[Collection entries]
## Begin

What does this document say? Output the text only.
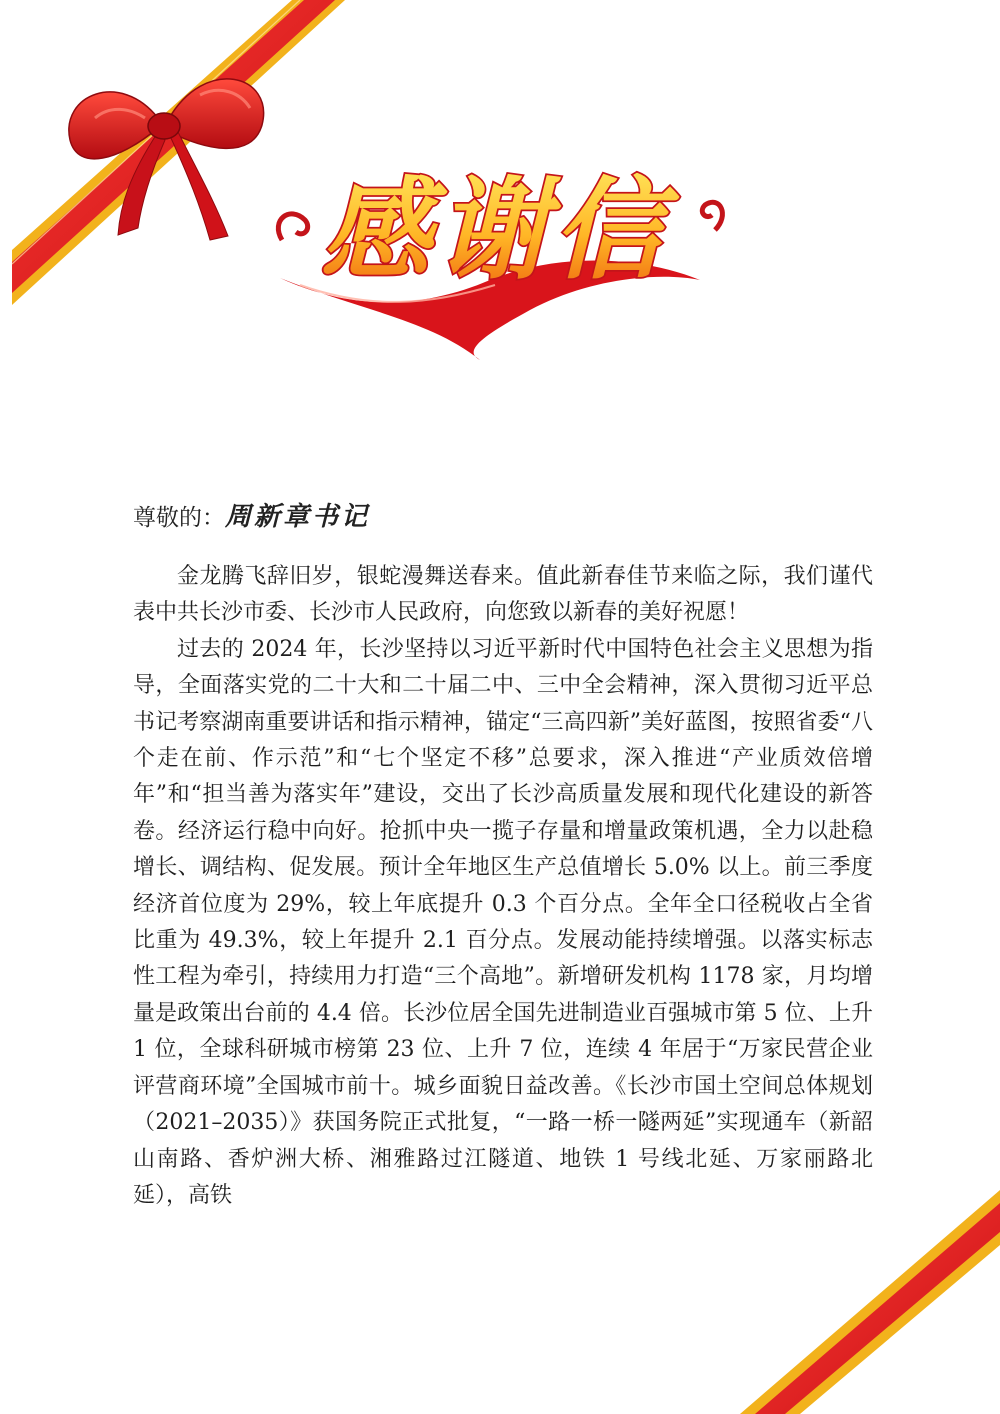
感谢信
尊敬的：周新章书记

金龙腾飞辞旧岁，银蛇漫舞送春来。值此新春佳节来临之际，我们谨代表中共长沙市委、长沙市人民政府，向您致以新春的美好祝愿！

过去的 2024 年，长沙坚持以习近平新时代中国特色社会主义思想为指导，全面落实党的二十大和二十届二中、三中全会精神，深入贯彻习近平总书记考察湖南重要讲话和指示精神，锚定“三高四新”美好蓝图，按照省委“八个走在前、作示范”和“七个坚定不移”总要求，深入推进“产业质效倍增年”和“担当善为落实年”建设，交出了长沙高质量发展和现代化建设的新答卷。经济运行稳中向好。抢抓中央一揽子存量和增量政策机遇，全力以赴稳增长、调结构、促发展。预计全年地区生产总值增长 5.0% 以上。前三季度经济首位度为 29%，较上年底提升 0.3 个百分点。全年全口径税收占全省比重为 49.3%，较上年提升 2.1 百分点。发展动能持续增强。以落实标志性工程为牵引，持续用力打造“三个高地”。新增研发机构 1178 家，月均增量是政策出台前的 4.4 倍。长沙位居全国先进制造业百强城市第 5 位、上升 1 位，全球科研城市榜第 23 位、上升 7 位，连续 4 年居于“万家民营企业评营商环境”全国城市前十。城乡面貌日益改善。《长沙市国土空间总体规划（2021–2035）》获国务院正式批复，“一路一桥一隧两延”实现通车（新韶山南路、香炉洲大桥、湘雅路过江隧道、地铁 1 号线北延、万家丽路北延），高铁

## End

Copy the records exactly. Skip the pictures.

What does this document say? Output the text only.
感谢信
尊敬的：周新章书记

金龙腾飞辞旧岁，银蛇漫舞送春来。值此新春佳节来临之际，我们谨代表中共长沙市委、长沙市人民政府，向您致以新春的美好祝愿！

过去的 2024 年，长沙坚持以习近平新时代中国特色社会主义思想为指导，全面落实党的二十大和二十届二中、三中全会精神，深入贯彻习近平总书记考察湖南重要讲话和指示精神，锚定“三高四新”美好蓝图，按照省委“八个走在前、作示范”和“七个坚定不移”总要求，深入推进“产业质效倍增年”和“担当善为落实年”建设，交出了长沙高质量发展和现代化建设的新答卷。经济运行稳中向好。抢抓中央一揽子存量和增量政策机遇，全力以赴稳增长、调结构、促发展。预计全年地区生产总值增长 5.0% 以上。前三季度经济首位度为 29%，较上年底提升 0.3 个百分点。全年全口径税收占全省比重为 49.3%，较上年提升 2.1 百分点。发展动能持续增强。以落实标志性工程为牵引，持续用力打造“三个高地”。新增研发机构 1178 家，月均增量是政策出台前的 4.4 倍。长沙位居全国先进制造业百强城市第 5 位、上升 1 位，全球科研城市榜第 23 位、上升 7 位，连续 4 年居于“万家民营企业评营商环境”全国城市前十。城乡面貌日益改善。《长沙市国土空间总体规划（2021–2035）》获国务院正式批复，“一路一桥一隧两延”实现通车（新韶山南路、香炉洲大桥、湘雅路过江隧道、地铁 1 号线北延、万家丽路北延），高铁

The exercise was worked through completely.